--- Stated problem ---
Could you carry on the forum thread about bagels and lox below, writing the post that comes next after its final line?

--- Extract to read ---
##############################
With a toasted bagel on the side, that sounds outstanding.

Thanks to my Jewish husband, nearly every Sunday he makes us bagels and lox with cream cheese dotted with capers, thin sliced onion and tomato. 

I may surprise him this Sunday with your breakfast.


----------



## PrincessFiona60 (Nov 18, 2013)

It is quite tasty!


----------



## CraigC (Nov 19, 2013)

Kayelle said:


> *With a toasted bagel on the side, that sounds outstanding.*
> 
> Thanks to my Jewish husband, nearly every Sunday he makes us bagels and lox with cream cheese dotted with capers, thin sliced onion and tomato.
> 
> I may surprise him this Sunday with your breakfast.


 
The heck with on the side, just pile it on top!


----------



## Whiskadoodle (Nov 19, 2013)
##############################
--- Provided material ---
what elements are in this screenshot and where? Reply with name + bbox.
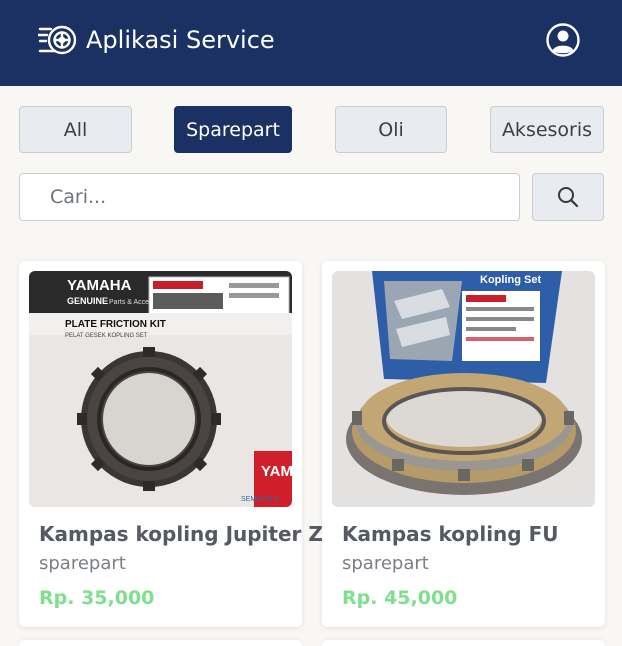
##############################
--- Right answer ---
I made scramble eggs and flaked smoked salmon for lunch yesterday.  One caramelized onion slice, fine diced, pepper, snipped dill and parsley.  No cheese.    There's a jar of capers in the frig. I wish I would have thought to add to this.    

I was going to go up to the bagel place and stop and get some cream cheese along the way.   Now I am out of smoked salmon.   I prefer flaky ( hot) smoked salmon rather than gravlox.  Both are good.   Leftover grilled salmon is good  too.   Salmon is usually a bit of a treat, and I might just have to treat myself well again soon.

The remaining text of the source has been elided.